Records shown
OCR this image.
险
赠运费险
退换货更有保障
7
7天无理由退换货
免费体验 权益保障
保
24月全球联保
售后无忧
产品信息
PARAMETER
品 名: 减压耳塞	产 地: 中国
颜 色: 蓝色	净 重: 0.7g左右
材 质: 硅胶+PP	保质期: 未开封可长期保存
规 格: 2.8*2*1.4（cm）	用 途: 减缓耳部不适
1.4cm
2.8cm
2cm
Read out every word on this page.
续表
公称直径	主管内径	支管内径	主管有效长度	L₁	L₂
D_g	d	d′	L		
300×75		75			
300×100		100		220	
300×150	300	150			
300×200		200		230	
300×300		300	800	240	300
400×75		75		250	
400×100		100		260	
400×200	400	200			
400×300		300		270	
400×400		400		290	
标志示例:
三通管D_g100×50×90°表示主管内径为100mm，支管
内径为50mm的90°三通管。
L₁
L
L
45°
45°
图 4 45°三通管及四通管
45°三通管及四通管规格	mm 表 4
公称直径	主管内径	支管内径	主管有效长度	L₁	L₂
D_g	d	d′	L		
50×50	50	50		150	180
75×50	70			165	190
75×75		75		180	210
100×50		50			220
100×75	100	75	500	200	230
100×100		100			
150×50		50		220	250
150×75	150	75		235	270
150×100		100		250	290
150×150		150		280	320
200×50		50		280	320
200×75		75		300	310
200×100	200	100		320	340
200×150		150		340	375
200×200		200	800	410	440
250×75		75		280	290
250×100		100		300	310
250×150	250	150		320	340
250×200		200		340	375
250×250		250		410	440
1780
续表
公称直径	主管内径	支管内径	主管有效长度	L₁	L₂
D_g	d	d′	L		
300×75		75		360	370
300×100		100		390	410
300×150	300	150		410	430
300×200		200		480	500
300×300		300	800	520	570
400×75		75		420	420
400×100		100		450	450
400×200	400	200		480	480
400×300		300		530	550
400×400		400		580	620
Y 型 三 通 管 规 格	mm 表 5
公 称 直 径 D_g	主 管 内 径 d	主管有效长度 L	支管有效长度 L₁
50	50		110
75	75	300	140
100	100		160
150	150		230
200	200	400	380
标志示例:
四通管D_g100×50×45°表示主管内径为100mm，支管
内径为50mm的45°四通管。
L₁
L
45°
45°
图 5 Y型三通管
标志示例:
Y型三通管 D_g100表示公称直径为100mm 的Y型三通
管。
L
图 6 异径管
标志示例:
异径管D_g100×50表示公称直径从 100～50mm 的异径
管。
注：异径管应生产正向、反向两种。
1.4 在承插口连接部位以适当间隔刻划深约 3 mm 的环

To be done
Transcribe the material above word for word.

Written response
OCR this image.
险
赠运费险
退换货更有保障
7
7天无理由退换货
免费体验 权益保障
保
24月全球联保
售后无忧
产品信息
PARAMETER
品 名: 减压耳塞	产 地: 中国
颜 色: 蓝色	净 重: 0.7g左右
材 质: 硅胶+PP	保质期: 未开封可长期保存
规 格: 2.8*2*1.4（cm）	用 途: 减缓耳部不适
1.4cm
2.8cm
2cm
Read out every word on this page.
续表
公称直径	主管内径	支管内径	主管有效长度	L₁	L₂
D_g	d	d′	L		
300×75		75			
300×100		100		220	
300×150	300	150			
300×200		200		230	
300×300		300	800	240	300
400×75		75		250	
400×100		100		260	
400×200	400	200			
400×300		300		270	
400×400		400		290	
标志示例:
三通管D_g100×50×90°表示主管内径为100mm，支管
内径为50mm的90°三通管。
L₁
L
L
45°
45°
图 4 45°三通管及四通管
45°三通管及四通管规格	mm 表 4
公称直径	主管内径	支管内径	主管有效长度	L₁	L₂
D_g	d	d′	L		
50×50	50	50		150	180
75×50	70			165	190
75×75		75		180	210
100×50		50			220
100×75	100	75	500	200	230
100×100		100			
150×50		50		220	250
150×75	150	75		235	270
150×100		100		250	290
150×150		150		280	320
200×50		50		280	320
200×75		75		300	310
200×100	200	100		320	340
200×150		150		340	375
200×200		200	800	410	440
250×75		75		280	290
250×100		100		300	310
250×150	250	150		320	340
250×200		200		340	375
250×250		250		410	440
1780
续表
公称直径	主管内径	支管内径	主管有效长度	L₁	L₂
D_g	d	d′	L		
300×75		75		360	370
300×100		100		390	410
300×150	300	150		410	430
300×200		200		480	500
300×300		300	800	520	570
400×75		75		420	420
400×100		100		450	450
400×200	400	200		480	480
400×300		300		530	550
400×400		400		580	620
Y 型 三 通 管 规 格	mm 表 5
公 称 直 径 D_g	主 管 内 径 d	主管有效长度 L	支管有效长度 L₁
50	50		110
75	75	300	140
100	100		160
150	150		230
200	200	400	380
标志示例:
四通管D_g100×50×45°表示主管内径为100mm，支管
内径为50mm的45°四通管。
L₁
L
45°
45°
图 5 Y型三通管
标志示例:
Y型三通管 D_g100表示公称直径为100mm 的Y型三通
管。
L
图 6 异径管
标志示例:
异径管D_g100×50表示公称直径从 100～50mm 的异径
管。
注：异径管应生产正向、反向两种。
1.4 在承插口连接部位以适当间隔刻划深约 3 mm 的环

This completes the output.